(Stored data)
* start *

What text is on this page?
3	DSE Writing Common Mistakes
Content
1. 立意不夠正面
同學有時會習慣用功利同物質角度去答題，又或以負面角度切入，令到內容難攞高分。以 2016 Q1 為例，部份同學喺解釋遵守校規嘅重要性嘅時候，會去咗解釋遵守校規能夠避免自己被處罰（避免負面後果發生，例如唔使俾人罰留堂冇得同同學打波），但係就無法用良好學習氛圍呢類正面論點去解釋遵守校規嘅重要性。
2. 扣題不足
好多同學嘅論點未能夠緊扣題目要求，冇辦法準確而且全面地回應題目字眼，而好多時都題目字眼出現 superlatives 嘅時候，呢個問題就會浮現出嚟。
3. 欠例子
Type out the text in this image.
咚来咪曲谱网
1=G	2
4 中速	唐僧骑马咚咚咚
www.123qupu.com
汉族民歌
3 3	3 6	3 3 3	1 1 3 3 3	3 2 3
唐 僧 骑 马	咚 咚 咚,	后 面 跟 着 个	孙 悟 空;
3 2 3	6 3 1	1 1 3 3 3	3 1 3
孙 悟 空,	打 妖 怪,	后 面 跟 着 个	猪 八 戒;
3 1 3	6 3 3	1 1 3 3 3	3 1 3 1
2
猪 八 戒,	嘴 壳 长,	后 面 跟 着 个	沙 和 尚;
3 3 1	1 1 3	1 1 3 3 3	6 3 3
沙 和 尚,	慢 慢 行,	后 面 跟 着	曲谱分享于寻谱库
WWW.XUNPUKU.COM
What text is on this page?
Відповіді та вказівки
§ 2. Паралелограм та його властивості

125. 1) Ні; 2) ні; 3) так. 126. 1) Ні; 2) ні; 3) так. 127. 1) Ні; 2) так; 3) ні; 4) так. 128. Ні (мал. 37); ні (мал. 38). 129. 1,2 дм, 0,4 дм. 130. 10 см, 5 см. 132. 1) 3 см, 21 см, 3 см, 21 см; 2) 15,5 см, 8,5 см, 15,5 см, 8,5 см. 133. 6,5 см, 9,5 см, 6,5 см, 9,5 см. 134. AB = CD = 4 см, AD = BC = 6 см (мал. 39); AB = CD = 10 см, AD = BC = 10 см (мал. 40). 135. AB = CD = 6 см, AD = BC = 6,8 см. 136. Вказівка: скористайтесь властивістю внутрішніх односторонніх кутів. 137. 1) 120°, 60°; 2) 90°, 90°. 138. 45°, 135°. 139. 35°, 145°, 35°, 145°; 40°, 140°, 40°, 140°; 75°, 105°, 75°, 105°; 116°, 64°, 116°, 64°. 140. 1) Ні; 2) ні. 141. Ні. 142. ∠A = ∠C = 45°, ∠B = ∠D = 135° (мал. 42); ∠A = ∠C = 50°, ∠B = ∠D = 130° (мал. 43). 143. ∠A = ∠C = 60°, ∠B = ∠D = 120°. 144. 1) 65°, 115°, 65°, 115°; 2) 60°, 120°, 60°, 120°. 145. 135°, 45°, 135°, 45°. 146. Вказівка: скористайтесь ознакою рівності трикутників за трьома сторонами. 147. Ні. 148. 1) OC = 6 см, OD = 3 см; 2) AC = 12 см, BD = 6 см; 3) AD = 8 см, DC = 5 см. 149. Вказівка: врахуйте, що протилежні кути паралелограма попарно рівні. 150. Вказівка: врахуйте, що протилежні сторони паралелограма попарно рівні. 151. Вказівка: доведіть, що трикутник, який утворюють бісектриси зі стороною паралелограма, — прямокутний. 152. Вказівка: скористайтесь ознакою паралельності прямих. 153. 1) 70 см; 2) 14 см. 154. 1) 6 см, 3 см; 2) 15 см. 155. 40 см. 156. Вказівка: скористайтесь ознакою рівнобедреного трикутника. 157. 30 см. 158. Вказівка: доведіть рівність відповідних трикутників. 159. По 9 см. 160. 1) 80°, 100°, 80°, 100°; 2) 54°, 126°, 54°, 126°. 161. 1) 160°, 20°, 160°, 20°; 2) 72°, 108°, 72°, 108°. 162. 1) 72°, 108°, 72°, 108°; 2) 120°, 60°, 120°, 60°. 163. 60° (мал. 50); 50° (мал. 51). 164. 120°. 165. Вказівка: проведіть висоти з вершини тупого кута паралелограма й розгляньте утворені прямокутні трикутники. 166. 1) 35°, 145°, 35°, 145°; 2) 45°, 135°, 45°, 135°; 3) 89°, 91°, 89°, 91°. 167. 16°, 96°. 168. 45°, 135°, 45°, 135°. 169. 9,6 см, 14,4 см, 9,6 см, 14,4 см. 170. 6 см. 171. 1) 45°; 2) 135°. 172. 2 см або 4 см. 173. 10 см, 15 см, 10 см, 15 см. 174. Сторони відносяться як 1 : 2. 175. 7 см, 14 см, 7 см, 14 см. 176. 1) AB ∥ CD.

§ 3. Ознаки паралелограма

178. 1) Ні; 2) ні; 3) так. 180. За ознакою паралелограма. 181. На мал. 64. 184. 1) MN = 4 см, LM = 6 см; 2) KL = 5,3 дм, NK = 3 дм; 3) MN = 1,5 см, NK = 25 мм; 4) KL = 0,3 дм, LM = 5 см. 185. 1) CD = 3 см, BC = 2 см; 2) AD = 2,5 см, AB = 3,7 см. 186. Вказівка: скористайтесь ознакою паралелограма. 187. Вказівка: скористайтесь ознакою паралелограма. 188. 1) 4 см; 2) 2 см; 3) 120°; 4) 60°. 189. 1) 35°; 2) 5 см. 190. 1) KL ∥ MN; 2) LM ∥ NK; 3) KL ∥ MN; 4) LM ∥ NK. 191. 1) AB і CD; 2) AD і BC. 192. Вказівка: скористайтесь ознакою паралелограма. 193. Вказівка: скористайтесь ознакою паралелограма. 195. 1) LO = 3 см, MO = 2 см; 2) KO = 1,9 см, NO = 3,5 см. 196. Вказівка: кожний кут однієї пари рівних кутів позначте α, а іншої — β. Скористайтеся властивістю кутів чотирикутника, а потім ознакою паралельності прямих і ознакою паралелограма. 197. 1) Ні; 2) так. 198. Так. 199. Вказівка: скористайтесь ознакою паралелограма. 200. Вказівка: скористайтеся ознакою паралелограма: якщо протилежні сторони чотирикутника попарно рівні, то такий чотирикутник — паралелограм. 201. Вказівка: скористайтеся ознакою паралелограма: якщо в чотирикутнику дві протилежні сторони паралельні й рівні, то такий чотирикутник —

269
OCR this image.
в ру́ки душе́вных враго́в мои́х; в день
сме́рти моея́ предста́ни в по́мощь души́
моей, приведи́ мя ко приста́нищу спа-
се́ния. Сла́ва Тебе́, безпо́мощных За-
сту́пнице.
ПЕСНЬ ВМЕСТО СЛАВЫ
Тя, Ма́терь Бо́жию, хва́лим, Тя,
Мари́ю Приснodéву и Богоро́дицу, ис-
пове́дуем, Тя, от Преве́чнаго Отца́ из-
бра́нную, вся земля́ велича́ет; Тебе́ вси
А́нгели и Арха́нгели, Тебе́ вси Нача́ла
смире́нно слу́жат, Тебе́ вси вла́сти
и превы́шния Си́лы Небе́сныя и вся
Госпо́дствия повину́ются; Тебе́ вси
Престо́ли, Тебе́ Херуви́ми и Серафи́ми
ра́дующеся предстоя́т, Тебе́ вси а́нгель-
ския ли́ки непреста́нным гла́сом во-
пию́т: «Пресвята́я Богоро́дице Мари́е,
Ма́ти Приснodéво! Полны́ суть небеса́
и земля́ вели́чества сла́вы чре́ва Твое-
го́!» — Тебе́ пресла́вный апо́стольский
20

* end *

_Task instructions_:
Please reproduce each line exactly as written.

_Task response_:
What text is on this page?
3	DSE Writing Common Mistakes
Content
1. 立意不夠正面
同學有時會習慣用功利同物質角度去答題，又或以負面角度切入，令到內容難攞高分。以 2016 Q1 為例，部份同學喺解釋遵守校規嘅重要性嘅時候，會去咗解釋遵守校規能夠避免自己被處罰（避免負面後果發生，例如唔使俾人罰留堂冇得同同學打波），但係就無法用良好學習氛圍呢類正面論點去解釋遵守校規嘅重要性。
2. 扣題不足
好多同學嘅論點未能夠緊扣題目要求，冇辦法準確而且全面地回應題目字眼，而好多時都題目字眼出現 superlatives 嘅時候，呢個問題就會浮現出嚟。
3. 欠例子
Type out the text in this image.
咚来咪曲谱网
1=G	2
4 中速	唐僧骑马咚咚咚
www.123qupu.com
汉族民歌
3 3	3 6	3 3 3	1 1 3 3 3	3 2 3
唐 僧 骑 马	咚 咚 咚,	后 面 跟 着 个	孙 悟 空;
3 2 3	6 3 1	1 1 3 3 3	3 1 3
孙 悟 空,	打 妖 怪,	后 面 跟 着 个	猪 八 戒;
3 1 3	6 3 3	1 1 3 3 3	3 1 3 1
2
猪 八 戒,	嘴 壳 长,	后 面 跟 着 个	沙 和 尚;
3 3 1	1 1 3	1 1 3 3 3	6 3 3
沙 和 尚,	慢 慢 行,	后 面 跟 着	曲谱分享于寻谱库
WWW.XUNPUKU.COM
What text is on this page?
Відповіді та вказівки
§ 2. Паралелограм та його властивості

125. 1) Ні; 2) ні; 3) так. 126. 1) Ні; 2) ні; 3) так. 127. 1) Ні; 2) так; 3) ні; 4) так. 128. Ні (мал. 37); ні (мал. 38). 129. 1,2 дм, 0,4 дм. 130. 10 см, 5 см. 132. 1) 3 см, 21 см, 3 см, 21 см; 2) 15,5 см, 8,5 см, 15,5 см, 8,5 см. 133. 6,5 см, 9,5 см, 6,5 см, 9,5 см. 134. AB = CD = 4 см, AD = BC = 6 см (мал. 39); AB = CD = 10 см, AD = BC = 10 см (мал. 40). 135. AB = CD = 6 см, AD = BC = 6,8 см. 136. Вказівка: скористайтесь властивістю внутрішніх односторонніх кутів. 137. 1) 120°, 60°; 2) 90°, 90°. 138. 45°, 135°. 139. 35°, 145°, 35°, 145°; 40°, 140°, 40°, 140°; 75°, 105°, 75°, 105°; 116°, 64°, 116°, 64°. 140. 1) Ні; 2) ні. 141. Ні. 142. ∠A = ∠C = 45°, ∠B = ∠D = 135° (мал. 42); ∠A = ∠C = 50°, ∠B = ∠D = 130° (мал. 43). 143. ∠A = ∠C = 60°, ∠B = ∠D = 120°. 144. 1) 65°, 115°, 65°, 115°; 2) 60°, 120°, 60°, 120°. 145. 135°, 45°, 135°, 45°. 146. Вказівка: скористайтесь ознакою рівності трикутників за трьома сторонами. 147. Ні. 148. 1) OC = 6 см, OD = 3 см; 2) AC = 12 см, BD = 6 см; 3) AD = 8 см, DC = 5 см. 149. Вказівка: врахуйте, що протилежні кути паралелограма попарно рівні. 150. Вказівка: врахуйте, що протилежні сторони паралелограма попарно рівні. 151. Вказівка: доведіть, що трикутник, який утворюють бісектриси зі стороною паралелограма, — прямокутний. 152. Вказівка: скористайтесь ознакою паралельності прямих. 153. 1) 70 см; 2) 14 см. 154. 1) 6 см, 3 см; 2) 15 см. 155. 40 см. 156. Вказівка: скористайтесь ознакою рівнобедреного трикутника. 157. 30 см. 158. Вказівка: доведіть рівність відповідних трикутників. 159. По 9 см. 160. 1) 80°, 100°, 80°, 100°; 2) 54°, 126°, 54°, 126°. 161. 1) 160°, 20°, 160°, 20°; 2) 72°, 108°, 72°, 108°. 162. 1) 72°, 108°, 72°, 108°; 2) 120°, 60°, 120°, 60°. 163. 60° (мал. 50); 50° (мал. 51). 164. 120°. 165. Вказівка: проведіть висоти з вершини тупого кута паралелограма й розгляньте утворені прямокутні трикутники. 166. 1) 35°, 145°, 35°, 145°; 2) 45°, 135°, 45°, 135°; 3) 89°, 91°, 89°, 91°. 167. 16°, 96°. 168. 45°, 135°, 45°, 135°. 169. 9,6 см, 14,4 см, 9,6 см, 14,4 см. 170. 6 см. 171. 1) 45°; 2) 135°. 172. 2 см або 4 см. 173. 10 см, 15 см, 10 см, 15 см. 174. Сторони відносяться як 1 : 2. 175. 7 см, 14 см, 7 см, 14 см. 176. 1) AB ∥ CD.

§ 3. Ознаки паралелограма

178. 1) Ні; 2) ні; 3) так. 180. За ознакою паралелограма. 181. На мал. 64. 184. 1) MN = 4 см, LM = 6 см; 2) KL = 5,3 дм, NK = 3 дм; 3) MN = 1,5 см, NK = 25 мм; 4) KL = 0,3 дм, LM = 5 см. 185. 1) CD = 3 см, BC = 2 см; 2) AD = 2,5 см, AB = 3,7 см. 186. Вказівка: скористайтесь ознакою паралелограма. 187. Вказівка: скористайтесь ознакою паралелограма. 188. 1) 4 см; 2) 2 см; 3) 120°; 4) 60°. 189. 1) 35°; 2) 5 см. 190. 1) KL ∥ MN; 2) LM ∥ NK; 3) KL ∥ MN; 4) LM ∥ NK. 191. 1) AB і CD; 2) AD і BC. 192. Вказівка: скористайтесь ознакою паралелограма. 193. Вказівка: скористайтесь ознакою паралелограма. 195. 1) LO = 3 см, MO = 2 см; 2) KO = 1,9 см, NO = 3,5 см. 196. Вказівка: кожний кут однієї пари рівних кутів позначте α, а іншої — β. Скористайтеся властивістю кутів чотирикутника, а потім ознакою паралельності прямих і ознакою паралелограма. 197. 1) Ні; 2) так. 198. Так. 199. Вказівка: скористайтесь ознакою паралелограма. 200. Вказівка: скористайтеся ознакою паралелограма: якщо протилежні сторони чотирикутника попарно рівні, то такий чотирикутник — паралелограм. 201. Вказівка: скористайтеся ознакою паралелограма: якщо в чотирикутнику дві протилежні сторони паралельні й рівні, то такий чотирикутник —

269
OCR this image.
в ру́ки душе́вных враго́в мои́х; в день
сме́рти моея́ предста́ни в по́мощь души́
моей, приведи́ мя ко приста́нищу спа-
се́ния. Сла́ва Тебе́, безпо́мощных За-
сту́пнице.
ПЕСНЬ ВМЕСТО СЛАВЫ
Тя, Ма́терь Бо́жию, хва́лим, Тя,
Мари́ю Приснodéву и Богоро́дицу, ис-
пове́дуем, Тя, от Преве́чнаго Отца́ из-
бра́нную, вся земля́ велича́ет; Тебе́ вси
А́нгели и Арха́нгели, Тебе́ вси Нача́ла
смире́нно слу́жат, Тебе́ вси вла́сти
и превы́шния Си́лы Небе́сныя и вся
Госпо́дствия повину́ются; Тебе́ вси
Престо́ли, Тебе́ Херуви́ми и Серафи́ми
ра́дующеся предстоя́т, Тебе́ вси а́нгель-
ския ли́ки непреста́нным гла́сом во-
пию́т: «Пресвята́я Богоро́дице Мари́е,
Ма́ти Приснodéво! Полны́ суть небеса́
и земля́ вели́чества сла́вы чре́ва Твое-
го́!» — Тебе́ пресла́вный апо́стольский
20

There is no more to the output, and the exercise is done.